*** Records for the task

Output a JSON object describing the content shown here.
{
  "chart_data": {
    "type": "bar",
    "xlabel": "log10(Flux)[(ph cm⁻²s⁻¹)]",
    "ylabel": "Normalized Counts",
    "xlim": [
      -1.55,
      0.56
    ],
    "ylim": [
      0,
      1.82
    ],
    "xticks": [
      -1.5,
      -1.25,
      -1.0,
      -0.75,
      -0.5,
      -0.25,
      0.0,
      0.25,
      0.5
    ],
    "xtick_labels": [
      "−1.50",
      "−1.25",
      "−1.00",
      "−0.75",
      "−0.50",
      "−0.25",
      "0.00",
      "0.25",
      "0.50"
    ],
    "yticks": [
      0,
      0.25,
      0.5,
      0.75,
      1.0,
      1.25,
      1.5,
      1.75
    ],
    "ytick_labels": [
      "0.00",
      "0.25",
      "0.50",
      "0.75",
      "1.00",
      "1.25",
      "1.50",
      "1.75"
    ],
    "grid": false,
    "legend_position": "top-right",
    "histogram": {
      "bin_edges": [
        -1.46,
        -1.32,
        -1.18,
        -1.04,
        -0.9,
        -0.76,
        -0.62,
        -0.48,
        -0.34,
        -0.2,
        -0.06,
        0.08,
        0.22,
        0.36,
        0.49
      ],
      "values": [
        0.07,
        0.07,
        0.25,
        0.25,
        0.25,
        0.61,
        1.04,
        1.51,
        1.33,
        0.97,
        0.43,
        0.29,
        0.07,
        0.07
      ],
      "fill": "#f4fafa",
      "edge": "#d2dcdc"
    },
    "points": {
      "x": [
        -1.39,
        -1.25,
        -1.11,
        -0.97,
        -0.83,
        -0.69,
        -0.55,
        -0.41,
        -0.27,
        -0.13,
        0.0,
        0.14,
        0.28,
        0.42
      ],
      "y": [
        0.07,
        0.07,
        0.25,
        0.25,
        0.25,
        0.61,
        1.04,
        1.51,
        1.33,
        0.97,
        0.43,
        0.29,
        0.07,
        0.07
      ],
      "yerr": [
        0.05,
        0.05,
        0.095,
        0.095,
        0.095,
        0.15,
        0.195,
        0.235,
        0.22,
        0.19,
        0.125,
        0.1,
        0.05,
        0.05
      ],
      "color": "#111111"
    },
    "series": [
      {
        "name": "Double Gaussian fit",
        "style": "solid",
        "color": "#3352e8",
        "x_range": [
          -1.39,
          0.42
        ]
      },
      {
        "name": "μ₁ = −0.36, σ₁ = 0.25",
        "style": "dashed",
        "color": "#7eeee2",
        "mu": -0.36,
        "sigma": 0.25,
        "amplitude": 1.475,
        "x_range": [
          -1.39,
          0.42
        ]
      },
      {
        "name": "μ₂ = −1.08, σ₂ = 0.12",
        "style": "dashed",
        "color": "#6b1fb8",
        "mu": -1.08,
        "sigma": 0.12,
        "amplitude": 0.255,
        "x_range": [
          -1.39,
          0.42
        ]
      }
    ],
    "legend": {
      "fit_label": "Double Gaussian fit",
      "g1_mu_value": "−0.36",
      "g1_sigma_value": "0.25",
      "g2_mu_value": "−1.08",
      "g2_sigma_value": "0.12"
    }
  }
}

******

Search the lines above for the string "Double" and copy each line that has it.

> Response for this exercise:
        "name": "Double Gaussian fit",
      "fit_label": "Double Gaussian fit",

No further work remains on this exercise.